>> Begin

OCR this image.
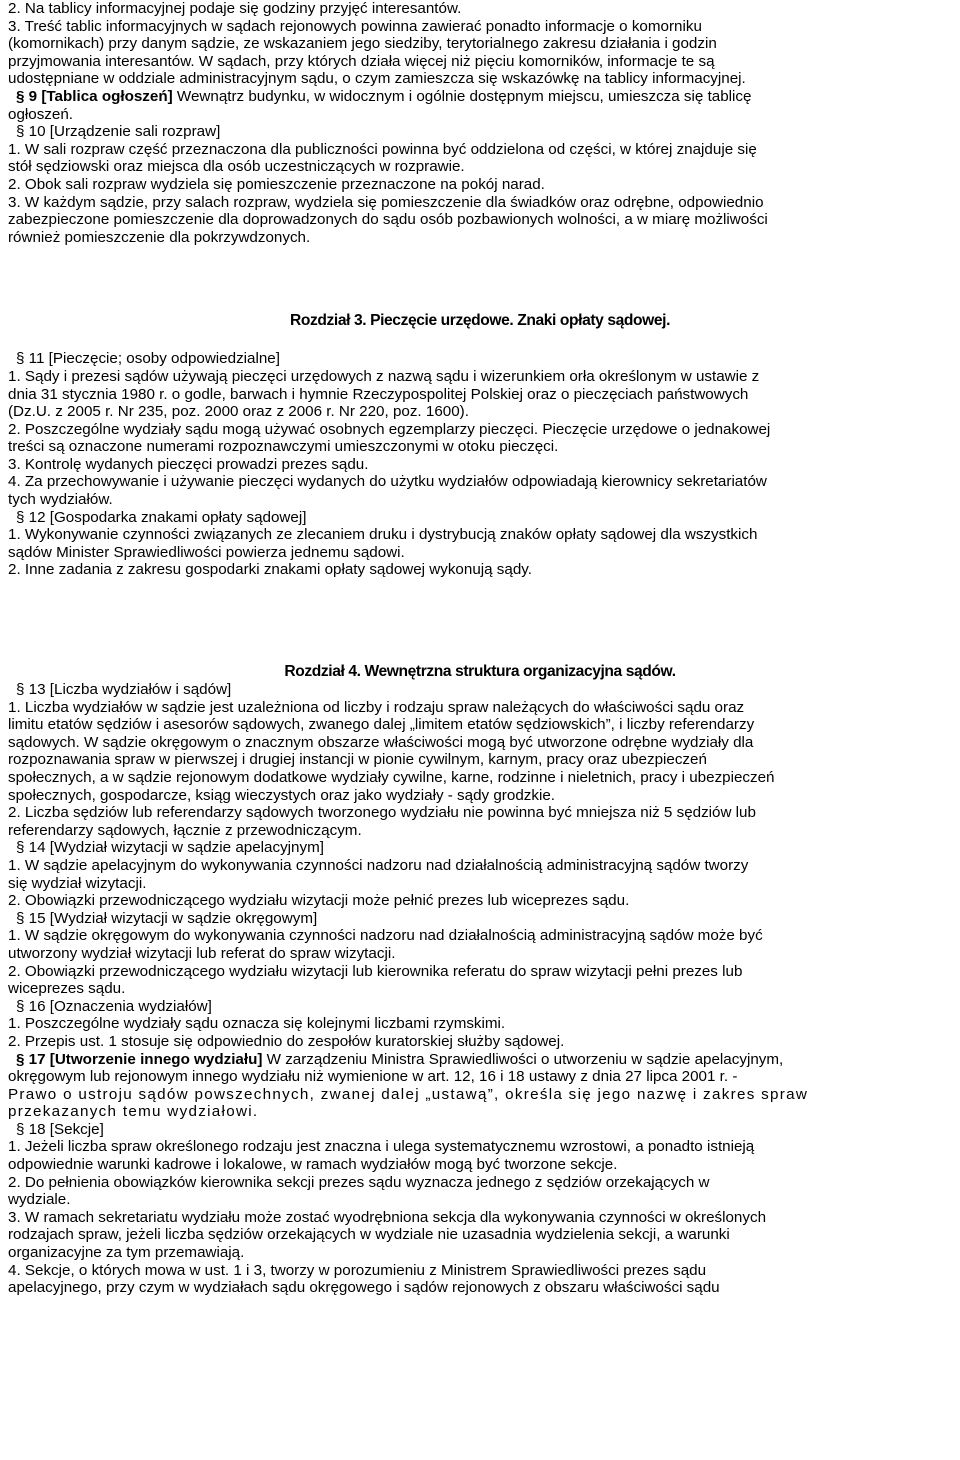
2. Na tablicy informacyjnej podaje się godziny przyjęć interesantów.

3. Treść tablic informacyjnych w sądach rejonowych powinna zawierać ponadto informacje o komorniku

(komornikach) przy danym sądzie, ze wskazaniem jego siedziby, terytorialnego zakresu działania i godzin

przyjmowania interesantów. W sądach, przy których działa więcej niż pięciu komorników, informacje te są

udostępniane w oddziale administracyjnym sądu, o czym zamieszcza się wskazówkę na tablicy informacyjnej.

§ 9 [Tablica ogłoszeń] Wewnątrz budynku, w widocznym i ogólnie dostępnym miejscu, umieszcza się tablicę

ogłoszeń.

§ 10 [Urządzenie sali rozpraw]

1. W sali rozpraw część przeznaczona dla publiczności powinna być oddzielona od części, w której znajduje się

stół sędziowski oraz miejsca dla osób uczestniczących w rozprawie.

2. Obok sali rozpraw wydziela się pomieszczenie przeznaczone na pokój narad.

3. W każdym sądzie, przy salach rozpraw, wydziela się pomieszczenie dla świadków oraz odrębne, odpowiednio

zabezpieczone pomieszczenie dla doprowadzonych do sądu osób pozbawionych wolności, a w miarę możliwości

również pomieszczenie dla pokrzywdzonych.

Rozdział 3. Pieczęcie urzędowe. Znaki opłaty sądowej.

§ 11 [Pieczęcie; osoby odpowiedzialne]

1. Sądy i prezesi sądów używają pieczęci urzędowych z nazwą sądu i wizerunkiem orła określonym w ustawie z

dnia 31 stycznia 1980 r. o godle, barwach i hymnie Rzeczypospolitej Polskiej oraz o pieczęciach państwowych

(Dz.U. z 2005 r. Nr 235, poz. 2000 oraz z 2006 r. Nr 220, poz. 1600).

2. Poszczególne wydziały sądu mogą używać osobnych egzemplarzy pieczęci. Pieczęcie urzędowe o jednakowej

treści są oznaczone numerami rozpoznawczymi umieszczonymi w otoku pieczęci.

3. Kontrolę wydanych pieczęci prowadzi prezes sądu.

4. Za przechowywanie i używanie pieczęci wydanych do użytku wydziałów odpowiadają kierownicy sekretariatów

tych wydziałów.

§ 12 [Gospodarka znakami opłaty sądowej]

1. Wykonywanie czynności związanych ze zlecaniem druku i dystrybucją znaków opłaty sądowej dla wszystkich

sądów Minister Sprawiedliwości powierza jednemu sądowi.

2. Inne zadania z zakresu gospodarki znakami opłaty sądowej wykonują sądy.

Rozdział 4. Wewnętrzna struktura organizacyjna sądów.

§ 13 [Liczba wydziałów i sądów]

1. Liczba wydziałów w sądzie jest uzależniona od liczby i rodzaju spraw należących do właściwości sądu oraz

limitu etatów sędziów i asesorów sądowych, zwanego dalej „limitem etatów sędziowskich”, i liczby referendarzy

sądowych. W sądzie okręgowym o znacznym obszarze właściwości mogą być utworzone odrębne wydziały dla

rozpoznawania spraw w pierwszej i drugiej instancji w pionie cywilnym, karnym, pracy oraz ubezpieczeń

społecznych, a w sądzie rejonowym dodatkowe wydziały cywilne, karne, rodzinne i nieletnich, pracy i ubezpieczeń

społecznych, gospodarcze, ksiąg wieczystych oraz jako wydziały - sądy grodzkie.

2. Liczba sędziów lub referendarzy sądowych tworzonego wydziału nie powinna być mniejsza niż 5 sędziów lub

referendarzy sądowych, łącznie z przewodniczącym.

§ 14 [Wydział wizytacji w sądzie apelacyjnym]

1. W sądzie apelacyjnym do wykonywania czynności nadzoru nad działalnością administracyjną sądów tworzy

się wydział wizytacji.

2. Obowiązki przewodniczącego wydziału wizytacji może pełnić prezes lub wiceprezes sądu.

§ 15 [Wydział wizytacji w sądzie okręgowym]

1. W sądzie okręgowym do wykonywania czynności nadzoru nad działalnością administracyjną sądów może być

utworzony wydział wizytacji lub referat do spraw wizytacji.

2. Obowiązki przewodniczącego wydziału wizytacji lub kierownika referatu do spraw wizytacji pełni prezes lub

wiceprezes sądu.

§ 16 [Oznaczenia wydziałów]

1. Poszczególne wydziały sądu oznacza się kolejnymi liczbami rzymskimi.

2. Przepis ust. 1 stosuje się odpowiednio do zespołów kuratorskiej służby sądowej.

§ 17 [Utworzenie innego wydziału] W zarządzeniu Ministra Sprawiedliwości o utworzeniu w sądzie apelacyjnym,

okręgowym lub rejonowym innego wydziału niż wymienione w art. 12, 16 i 18 ustawy z dnia 27 lipca 2001 r. -

Prawo o ustroju sądów powszechnych, zwanej dalej „ustawą”, określa się jego nazwę i zakres spraw

przekazanych temu wydziałowi.

§ 18 [Sekcje]

1. Jeżeli liczba spraw określonego rodzaju jest znaczna i ulega systematycznemu wzrostowi, a ponadto istnieją

odpowiednie warunki kadrowe i lokalowe, w ramach wydziałów mogą być tworzone sekcje.

2. Do pełnienia obowiązków kierownika sekcji prezes sądu wyznacza jednego z sędziów orzekających w

wydziale.

3. W ramach sekretariatu wydziału może zostać wyodrębniona sekcja dla wykonywania czynności w określonych

rodzajach spraw, jeżeli liczba sędziów orzekających w wydziale nie uzasadnia wydzielenia sekcji, a warunki

organizacyjne za tym przemawiają.

4. Sekcje, o których mowa w ust. 1 i 3, tworzy w porozumieniu z Ministrem Sprawiedliwości prezes sądu

apelacyjnego, przy czym w wydziałach sądu okręgowego i sądów rejonowych z obszaru właściwości sądu
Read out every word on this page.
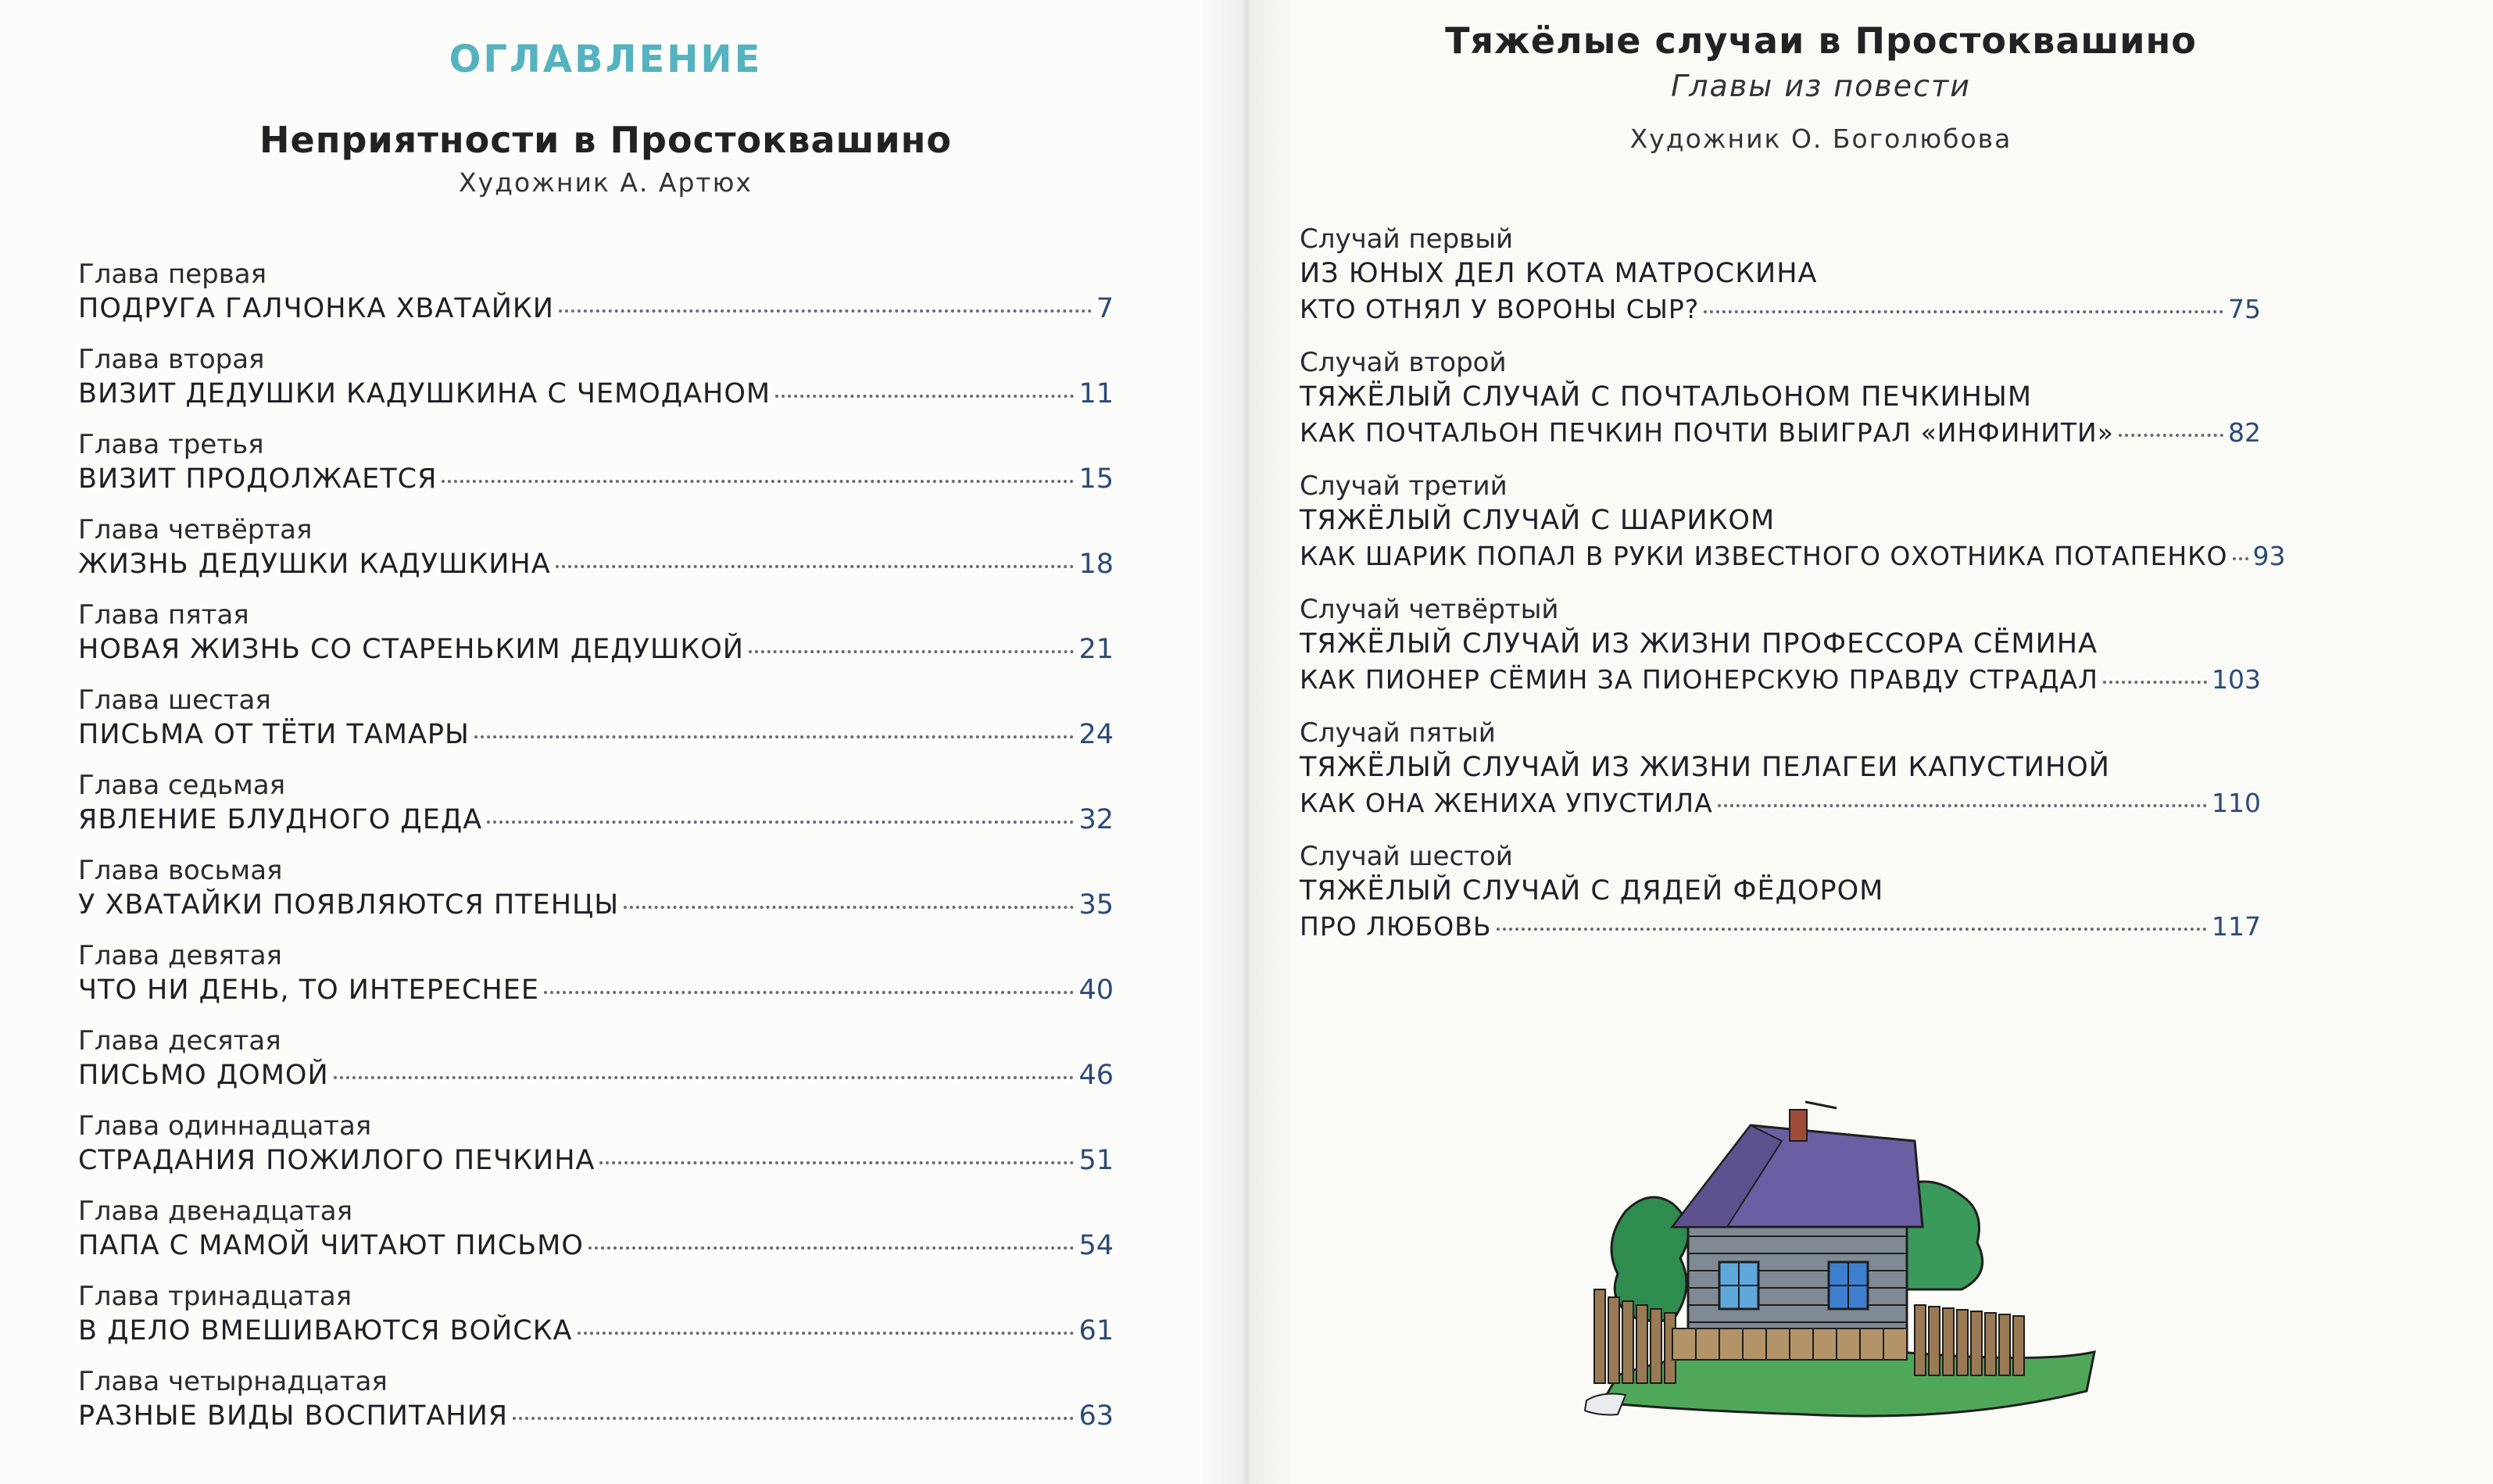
ОГЛАВЛЕНИЕ
Неприятности в Простоквашино
Художник А. Артюх
Глава первая
ПОДРУГА ГАЛЧОНКА ХВАТАЙКИ	7
Глава вторая
ВИЗИТ ДЕДУШКИ КАДУШКИНА С ЧЕМОДАНОМ	11
Глава третья
ВИЗИТ ПРОДОЛЖАЕТСЯ	15
Глава четвёртая
ЖИЗНЬ ДЕДУШКИ КАДУШКИНА	18
Глава пятая
НОВАЯ ЖИЗНЬ СО СТАРЕНЬКИМ ДЕДУШКОЙ	21
Глава шестая
ПИСЬМА ОТ ТЁТИ ТАМАРЫ	24
Глава седьмая
ЯВЛЕНИЕ БЛУДНОГО ДЕДА	32
Глава восьмая
У ХВАТАЙКИ ПОЯВЛЯЮТСЯ ПТЕНЦЫ	35
Глава девятая
ЧТО НИ ДЕНЬ, ТО ИНТЕРЕСНЕЕ	40
Глава десятая
ПИСЬМО ДОМОЙ	46
Глава одиннадцатая
СТРАДАНИЯ ПОЖИЛОГО ПЕЧКИНА	51
Глава двенадцатая
ПАПА С МАМОЙ ЧИТАЮТ ПИСЬМО	54
Глава тринадцатая
В ДЕЛО ВМЕШИВАЮТСЯ ВОЙСКА	61
Глава четырнадцатая
РАЗНЫЕ ВИДЫ ВОСПИТАНИЯ	63
Тяжёлые случаи в Простоквашино
Главы из повести
Художник О. Боголюбова
Случай первый
ИЗ ЮНЫХ ДЕЛ КОТА МАТРОСКИНА
КТО ОТНЯЛ У ВОРОНЫ СЫР?	75
Случай второй
ТЯЖЁЛЫЙ СЛУЧАЙ С ПОЧТАЛЬОНОМ ПЕЧКИНЫМ
КАК ПОЧТАЛЬОН ПЕЧКИН ПОЧТИ ВЫИГРАЛ «ИНФИНИТИ»	82
Случай третий
ТЯЖЁЛЫЙ СЛУЧАЙ С ШАРИКОМ
КАК ШАРИК ПОПАЛ В РУКИ ИЗВЕСТНОГО ОХОТНИКА ПОТАПЕНКО 93
Случай четвёртый
ТЯЖЁЛЫЙ СЛУЧАЙ ИЗ ЖИЗНИ ПРОФЕССОРА СЁМИНА
КАК ПИОНЕР СЁМИН ЗА ПИОНЕРСКУЮ ПРАВДУ СТРАДАЛ	103
Случай пятый
ТЯЖЁЛЫЙ СЛУЧАЙ ИЗ ЖИЗНИ ПЕЛАГЕИ КАПУСТИНОЙ
КАК ОНА ЖЕНИХА УПУСТИЛА	110
Случай шестой
ТЯЖЁЛЫЙ СЛУЧАЙ С ДЯДЕЙ ФЁДОРОМ
ПРО ЛЮБОВЬ	117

>> End

Required task =>
Retype, word for word, the lines from the one with "Read out every word on this page." through the last line of the entries above, and only those lines. Leave pictures out.

The completed task =>
Read out every word on this page.
ОГЛАВЛЕНИЕ
Неприятности в Простоквашино
Художник А. Артюх
Глава первая
ПОДРУГА ГАЛЧОНКА ХВАТАЙКИ	7
Глава вторая
ВИЗИТ ДЕДУШКИ КАДУШКИНА С ЧЕМОДАНОМ	11
Глава третья
ВИЗИТ ПРОДОЛЖАЕТСЯ	15
Глава четвёртая
ЖИЗНЬ ДЕДУШКИ КАДУШКИНА	18
Глава пятая
НОВАЯ ЖИЗНЬ СО СТАРЕНЬКИМ ДЕДУШКОЙ	21
Глава шестая
ПИСЬМА ОТ ТЁТИ ТАМАРЫ	24
Глава седьмая
ЯВЛЕНИЕ БЛУДНОГО ДЕДА	32
Глава восьмая
У ХВАТАЙКИ ПОЯВЛЯЮТСЯ ПТЕНЦЫ	35
Глава девятая
ЧТО НИ ДЕНЬ, ТО ИНТЕРЕСНЕЕ	40
Глава десятая
ПИСЬМО ДОМОЙ	46
Глава одиннадцатая
СТРАДАНИЯ ПОЖИЛОГО ПЕЧКИНА	51
Глава двенадцатая
ПАПА С МАМОЙ ЧИТАЮТ ПИСЬМО	54
Глава тринадцатая
В ДЕЛО ВМЕШИВАЮТСЯ ВОЙСКА	61
Глава четырнадцатая
РАЗНЫЕ ВИДЫ ВОСПИТАНИЯ	63
Тяжёлые случаи в Простоквашино
Главы из повести
Художник О. Боголюбова
Случай первый
ИЗ ЮНЫХ ДЕЛ КОТА МАТРОСКИНА
КТО ОТНЯЛ У ВОРОНЫ СЫР?	75
Случай второй
ТЯЖЁЛЫЙ СЛУЧАЙ С ПОЧТАЛЬОНОМ ПЕЧКИНЫМ
КАК ПОЧТАЛЬОН ПЕЧКИН ПОЧТИ ВЫИГРАЛ «ИНФИНИТИ»	82
Случай третий
ТЯЖЁЛЫЙ СЛУЧАЙ С ШАРИКОМ
КАК ШАРИК ПОПАЛ В РУКИ ИЗВЕСТНОГО ОХОТНИКА ПОТАПЕНКО 93
Случай четвёртый
ТЯЖЁЛЫЙ СЛУЧАЙ ИЗ ЖИЗНИ ПРОФЕССОРА СЁМИНА
КАК ПИОНЕР СЁМИН ЗА ПИОНЕРСКУЮ ПРАВДУ СТРАДАЛ	103
Случай пятый
ТЯЖЁЛЫЙ СЛУЧАЙ ИЗ ЖИЗНИ ПЕЛАГЕИ КАПУСТИНОЙ
КАК ОНА ЖЕНИХА УПУСТИЛА	110
Случай шестой
ТЯЖЁЛЫЙ СЛУЧАЙ С ДЯДЕЙ ФЁДОРОМ
ПРО ЛЮБОВЬ	117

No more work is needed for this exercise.